# [Quoted passage]
Tuesday, May 20, 2003

congrats
i have now realized why there are fewer and fewer people on AIM everyday...

CONGRATS to everyone for finishing another academic year! congrats to the grads who are now entering the world with a/another degree under their belts. YIPPEE!!

aww i miss you guys.

Sunday, May 11, 2003

countdown
4 weeks of course and 1 week of holiday to go.

things I'm looking forward to:
pizza by the slice
Korean Food
Momma's cooking
Any food with spices
Martinis
smart people
...

Thursday, May 08, 2003

airline ticket
i have my plane ticket in hand, so all should be good. it turns out, too, that i'm going to go to nz taekwondo nationals after all. there has been much debate and rescheduling with my classmates and they've all agreed to move the "break-up" at the end of course to another weekend. a few people are even going to come with me to auckland so they can party. with me. and cheer me on. i haven't been training particularly hard, but i'll just have to make up for it with some extra-intense training.

i have resolved to be a complete pain in the ass of adventure education over the next several weeks until my course ends. so far i have managed to help get our course extended two weeks because we've been shafted on the sea kayaking part of our course. most recently, i've managed to help get my class on an overnight boat trip to mayor island, some of the best diving in the region with visibilities up to 50 meters or something like that. one of the biggest problems was scheduling and getting in all the academic time for divecon. the thing that i was fucked about was the fact that me and two of my classmates were the only people not offered a trip to the island, whereas EVERYONE around us was getting it. so that's that.

i still can't wait to come home. but i'm still considering coming back. i have to admit that it is a really idyllic place.

Tuesday, May 06, 2003

kim chi
oh god. i bought kimchi yesterday and i'm now in heaven. oh god. mmmmm....nearly orgasmic. i can't wait to come home and eat my momma's cooking. and drink martinis. i kind of want to cry. i'm so tired of being treated like shit by dumbass guys who i'm better than anyways. yes i know that's so stuck-up but fer cryin' out loud it's the godforsaken truth...sigh.

# [Data for review]

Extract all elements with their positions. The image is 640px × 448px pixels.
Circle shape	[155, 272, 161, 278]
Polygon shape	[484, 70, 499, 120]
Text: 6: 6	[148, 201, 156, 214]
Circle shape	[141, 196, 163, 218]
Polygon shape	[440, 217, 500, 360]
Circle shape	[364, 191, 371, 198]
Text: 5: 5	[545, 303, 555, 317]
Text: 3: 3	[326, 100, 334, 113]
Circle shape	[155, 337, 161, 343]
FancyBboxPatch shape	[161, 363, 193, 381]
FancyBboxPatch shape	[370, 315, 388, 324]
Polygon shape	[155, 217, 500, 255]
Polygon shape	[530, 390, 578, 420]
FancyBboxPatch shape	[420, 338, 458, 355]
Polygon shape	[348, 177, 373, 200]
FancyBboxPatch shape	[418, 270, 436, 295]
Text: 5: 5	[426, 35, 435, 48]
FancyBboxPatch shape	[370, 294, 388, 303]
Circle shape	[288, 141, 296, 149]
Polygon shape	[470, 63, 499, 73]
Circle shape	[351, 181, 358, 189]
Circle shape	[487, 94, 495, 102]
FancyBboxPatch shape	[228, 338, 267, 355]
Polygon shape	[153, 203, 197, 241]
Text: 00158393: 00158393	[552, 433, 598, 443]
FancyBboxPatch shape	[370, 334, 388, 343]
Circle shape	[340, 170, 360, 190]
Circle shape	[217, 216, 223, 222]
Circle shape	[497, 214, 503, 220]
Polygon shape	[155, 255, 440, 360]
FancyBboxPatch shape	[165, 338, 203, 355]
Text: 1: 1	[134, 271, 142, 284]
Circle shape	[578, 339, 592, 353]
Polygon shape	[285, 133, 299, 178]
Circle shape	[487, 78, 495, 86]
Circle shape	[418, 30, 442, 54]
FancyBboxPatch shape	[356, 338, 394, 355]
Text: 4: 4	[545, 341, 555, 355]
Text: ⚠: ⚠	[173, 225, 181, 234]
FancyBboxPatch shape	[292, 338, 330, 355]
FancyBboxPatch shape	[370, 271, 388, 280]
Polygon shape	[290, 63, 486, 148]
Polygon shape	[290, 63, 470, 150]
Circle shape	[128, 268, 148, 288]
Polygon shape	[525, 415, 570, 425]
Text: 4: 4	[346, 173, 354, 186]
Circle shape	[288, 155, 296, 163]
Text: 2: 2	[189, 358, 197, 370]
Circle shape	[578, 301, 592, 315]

# [Activity 1]
In the blog posts, where is the overnight boat trip for the class going?
# [Activity 2]
Translate this sentence from the blog posts into Spanish: "i have my plane ticket in hand, so all should be good."

# [Solution 1]
Mayor Island.

# [Solution 2]
Tengo mi boleto de avión en la mano, así que todo debería estar bien.